→ **Problem statement**
Without altering anything, repeat each of the records.

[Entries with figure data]
------------------------------

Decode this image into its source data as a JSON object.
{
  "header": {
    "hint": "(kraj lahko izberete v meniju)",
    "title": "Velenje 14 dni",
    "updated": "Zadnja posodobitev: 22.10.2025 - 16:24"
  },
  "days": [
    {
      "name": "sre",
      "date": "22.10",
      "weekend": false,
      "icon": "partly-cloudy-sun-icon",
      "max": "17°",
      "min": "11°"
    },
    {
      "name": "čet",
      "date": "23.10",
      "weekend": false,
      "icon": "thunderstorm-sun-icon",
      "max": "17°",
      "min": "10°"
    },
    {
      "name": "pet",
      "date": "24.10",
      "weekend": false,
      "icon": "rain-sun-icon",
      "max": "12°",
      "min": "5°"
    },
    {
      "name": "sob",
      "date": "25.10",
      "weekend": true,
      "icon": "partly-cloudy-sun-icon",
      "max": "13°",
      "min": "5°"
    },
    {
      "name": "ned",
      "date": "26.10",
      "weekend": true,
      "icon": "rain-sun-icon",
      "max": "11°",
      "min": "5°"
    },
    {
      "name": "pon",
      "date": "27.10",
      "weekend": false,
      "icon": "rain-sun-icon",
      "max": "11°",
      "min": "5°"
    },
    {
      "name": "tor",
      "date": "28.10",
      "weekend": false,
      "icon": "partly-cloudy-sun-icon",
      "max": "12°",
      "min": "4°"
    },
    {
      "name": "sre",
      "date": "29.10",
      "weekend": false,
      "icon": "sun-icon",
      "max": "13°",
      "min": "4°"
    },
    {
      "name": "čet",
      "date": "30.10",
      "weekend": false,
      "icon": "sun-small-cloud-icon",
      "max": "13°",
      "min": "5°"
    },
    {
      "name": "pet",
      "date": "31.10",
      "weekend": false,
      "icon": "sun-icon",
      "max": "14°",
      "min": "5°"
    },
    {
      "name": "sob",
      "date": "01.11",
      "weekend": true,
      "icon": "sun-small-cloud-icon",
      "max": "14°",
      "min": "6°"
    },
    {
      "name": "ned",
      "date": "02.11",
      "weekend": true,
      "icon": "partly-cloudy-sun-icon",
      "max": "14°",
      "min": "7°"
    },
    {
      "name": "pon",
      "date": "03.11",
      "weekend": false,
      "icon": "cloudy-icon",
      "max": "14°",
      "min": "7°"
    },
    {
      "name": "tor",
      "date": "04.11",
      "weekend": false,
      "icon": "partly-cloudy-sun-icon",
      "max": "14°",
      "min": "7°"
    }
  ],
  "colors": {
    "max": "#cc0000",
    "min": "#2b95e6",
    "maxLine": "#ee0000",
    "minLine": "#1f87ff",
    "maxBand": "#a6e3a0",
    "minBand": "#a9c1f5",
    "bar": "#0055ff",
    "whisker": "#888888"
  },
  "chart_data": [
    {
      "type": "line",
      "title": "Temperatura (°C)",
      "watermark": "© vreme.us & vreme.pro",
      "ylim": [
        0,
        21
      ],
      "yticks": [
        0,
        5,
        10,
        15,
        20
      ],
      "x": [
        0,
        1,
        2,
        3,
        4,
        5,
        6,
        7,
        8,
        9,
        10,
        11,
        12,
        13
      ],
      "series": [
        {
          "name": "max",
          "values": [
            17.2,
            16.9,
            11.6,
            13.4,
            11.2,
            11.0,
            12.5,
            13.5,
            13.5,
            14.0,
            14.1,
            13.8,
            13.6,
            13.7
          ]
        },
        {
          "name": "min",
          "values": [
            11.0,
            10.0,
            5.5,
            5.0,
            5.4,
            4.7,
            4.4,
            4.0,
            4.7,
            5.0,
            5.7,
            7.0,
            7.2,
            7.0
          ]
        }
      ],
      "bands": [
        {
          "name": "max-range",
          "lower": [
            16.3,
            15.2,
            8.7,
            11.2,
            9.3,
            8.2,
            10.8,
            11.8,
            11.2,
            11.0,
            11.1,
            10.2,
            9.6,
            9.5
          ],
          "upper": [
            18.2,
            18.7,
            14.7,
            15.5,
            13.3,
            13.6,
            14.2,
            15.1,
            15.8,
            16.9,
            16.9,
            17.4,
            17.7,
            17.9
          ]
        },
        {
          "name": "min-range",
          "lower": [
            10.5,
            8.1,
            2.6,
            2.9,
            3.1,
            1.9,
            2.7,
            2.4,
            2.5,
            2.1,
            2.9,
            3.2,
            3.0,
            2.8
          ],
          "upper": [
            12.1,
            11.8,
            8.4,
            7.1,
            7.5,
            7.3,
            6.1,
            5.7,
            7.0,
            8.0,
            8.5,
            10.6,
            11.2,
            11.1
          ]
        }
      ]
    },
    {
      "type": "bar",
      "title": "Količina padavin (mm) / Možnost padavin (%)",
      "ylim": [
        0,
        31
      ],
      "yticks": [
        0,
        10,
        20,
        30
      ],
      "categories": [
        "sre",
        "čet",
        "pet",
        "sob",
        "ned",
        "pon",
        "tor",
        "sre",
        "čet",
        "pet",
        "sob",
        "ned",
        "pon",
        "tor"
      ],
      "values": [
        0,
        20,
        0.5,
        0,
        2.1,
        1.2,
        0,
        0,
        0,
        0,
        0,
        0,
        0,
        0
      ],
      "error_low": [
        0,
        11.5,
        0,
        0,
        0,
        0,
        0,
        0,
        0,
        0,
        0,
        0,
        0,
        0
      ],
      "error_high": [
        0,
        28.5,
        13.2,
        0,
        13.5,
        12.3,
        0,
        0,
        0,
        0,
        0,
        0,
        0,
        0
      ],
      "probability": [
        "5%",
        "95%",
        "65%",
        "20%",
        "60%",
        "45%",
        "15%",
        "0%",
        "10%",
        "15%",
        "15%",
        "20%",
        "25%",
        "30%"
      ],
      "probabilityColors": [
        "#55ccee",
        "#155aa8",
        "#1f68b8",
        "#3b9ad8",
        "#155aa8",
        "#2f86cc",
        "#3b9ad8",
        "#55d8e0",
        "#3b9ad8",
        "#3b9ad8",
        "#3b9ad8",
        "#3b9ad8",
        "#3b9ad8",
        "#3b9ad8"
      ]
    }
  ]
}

------------------------------

→ **Exercise output**
Decode this image into its source data as a JSON object.
{
  "header": {
    "hint": "(kraj lahko izberete v meniju)",
    "title": "Velenje 14 dni",
    "updated": "Zadnja posodobitev: 22.10.2025 - 16:24"
  },
  "days": [
    {
      "name": "sre",
      "date": "22.10",
      "weekend": false,
      "icon": "partly-cloudy-sun-icon",
      "max": "17°",
      "min": "11°"
    },
    {
      "name": "čet",
      "date": "23.10",
      "weekend": false,
      "icon": "thunderstorm-sun-icon",
      "max": "17°",
      "min": "10°"
    },
    {
      "name": "pet",
      "date": "24.10",
      "weekend": false,
      "icon": "rain-sun-icon",
      "max": "12°",
      "min": "5°"
    },
    {
      "name": "sob",
      "date": "25.10",
      "weekend": true,
      "icon": "partly-cloudy-sun-icon",
      "max": "13°",
      "min": "5°"
    },
    {
      "name": "ned",
      "date": "26.10",
      "weekend": true,
      "icon": "rain-sun-icon",
      "max": "11°",
      "min": "5°"
    },
    {
      "name": "pon",
      "date": "27.10",
      "weekend": false,
      "icon": "rain-sun-icon",
      "max": "11°",
      "min": "5°"
    },
    {
      "name": "tor",
      "date": "28.10",
      "weekend": false,
      "icon": "partly-cloudy-sun-icon",
      "max": "12°",
      "min": "4°"
    },
    {
      "name": "sre",
      "date": "29.10",
      "weekend": false,
      "icon": "sun-icon",
      "max": "13°",
      "min": "4°"
    },
    {
      "name": "čet",
      "date": "30.10",
      "weekend": false,
      "icon": "sun-small-cloud-icon",
      "max": "13°",
      "min": "5°"
    },
    {
      "name": "pet",
      "date": "31.10",
      "weekend": false,
      "icon": "sun-icon",
      "max": "14°",
      "min": "5°"
    },
    {
      "name": "sob",
      "date": "01.11",
      "weekend": true,
      "icon": "sun-small-cloud-icon",
      "max": "14°",
      "min": "6°"
    },
    {
      "name": "ned",
      "date": "02.11",
      "weekend": true,
      "icon": "partly-cloudy-sun-icon",
      "max": "14°",
      "min": "7°"
    },
    {
      "name": "pon",
      "date": "03.11",
      "weekend": false,
      "icon": "cloudy-icon",
      "max": "14°",
      "min": "7°"
    },
    {
      "name": "tor",
      "date": "04.11",
      "weekend": false,
      "icon": "partly-cloudy-sun-icon",
      "max": "14°",
      "min": "7°"
    }
  ],
  "colors": {
    "max": "#cc0000",
    "min": "#2b95e6",
    "maxLine": "#ee0000",
    "minLine": "#1f87ff",
    "maxBand": "#a6e3a0",
    "minBand": "#a9c1f5",
    "bar": "#0055ff",
    "whisker": "#888888"
  },
  "chart_data": [
    {
      "type": "line",
      "title": "Temperatura (°C)",
      "watermark": "© vreme.us & vreme.pro",
      "ylim": [
        0,
        21
      ],
      "yticks": [
        0,
        5,
        10,
        15,
        20
      ],
      "x": [
        0,
        1,
        2,
        3,
        4,
        5,
        6,
        7,
        8,
        9,
        10,
        11,
        12,
        13
      ],
      "series": [
        {
          "name": "max",
          "values": [
            17.2,
            16.9,
            11.6,
            13.4,
            11.2,
            11.0,
            12.5,
            13.5,
            13.5,
            14.0,
            14.1,
            13.8,
            13.6,
            13.7
          ]
        },
        {
          "name": "min",
          "values": [
            11.0,
            10.0,
            5.5,
            5.0,
            5.4,
            4.7,
            4.4,
            4.0,
            4.7,
            5.0,
            5.7,
            7.0,
            7.2,
            7.0
          ]
        }
      ],
      "bands": [
        {
          "name": "max-range",
          "lower": [
            16.3,
            15.2,
            8.7,
            11.2,
            9.3,
            8.2,
            10.8,
            11.8,
            11.2,
            11.0,
            11.1,
            10.2,
            9.6,
            9.5
          ],
          "upper": [
            18.2,
            18.7,
            14.7,
            15.5,
            13.3,
            13.6,
            14.2,
            15.1,
            15.8,
            16.9,
            16.9,
            17.4,
            17.7,
            17.9
          ]
        },
        {
          "name": "min-range",
          "lower": [
            10.5,
            8.1,
            2.6,
            2.9,
            3.1,
            1.9,
            2.7,
            2.4,
            2.5,
            2.1,
            2.9,
            3.2,
            3.0,
            2.8
          ],
          "upper": [
            12.1,
            11.8,
            8.4,
            7.1,
            7.5,
            7.3,
            6.1,
            5.7,
            7.0,
            8.0,
            8.5,
            10.6,
            11.2,
            11.1
          ]
        }
      ]
    },
    {
      "type": "bar",
      "title": "Količina padavin (mm) / Možnost padavin (%)",
      "ylim": [
        0,
        31
      ],
      "yticks": [
        0,
        10,
        20,
        30
      ],
      "categories": [
        "sre",
        "čet",
        "pet",
        "sob",
        "ned",
        "pon",
        "tor",
        "sre",
        "čet",
        "pet",
        "sob",
        "ned",
        "pon",
        "tor"
      ],
      "values": [
        0,
        20,
        0.5,
        0,
        2.1,
        1.2,
        0,
        0,
        0,
        0,
        0,
        0,
        0,
        0
      ],
      "error_low": [
        0,
        11.5,
        0,
        0,
        0,
        0,
        0,
        0,
        0,
        0,
        0,
        0,
        0,
        0
      ],
      "error_high": [
        0,
        28.5,
        13.2,
        0,
        13.5,
        12.3,
        0,
        0,
        0,
        0,
        0,
        0,
        0,
        0
      ],
      "probability": [
        "5%",
        "95%",
        "65%",
        "20%",
        "60%",
        "45%",
        "15%",
        "0%",
        "10%",
        "15%",
        "15%",
        "20%",
        "25%",
        "30%"
      ],
      "probabilityColors": [
        "#55ccee",
        "#155aa8",
        "#1f68b8",
        "#3b9ad8",
        "#155aa8",
        "#2f86cc",
        "#3b9ad8",
        "#55d8e0",
        "#3b9ad8",
        "#3b9ad8",
        "#3b9ad8",
        "#3b9ad8",
        "#3b9ad8",
        "#3b9ad8"
      ]
    }
  ]
}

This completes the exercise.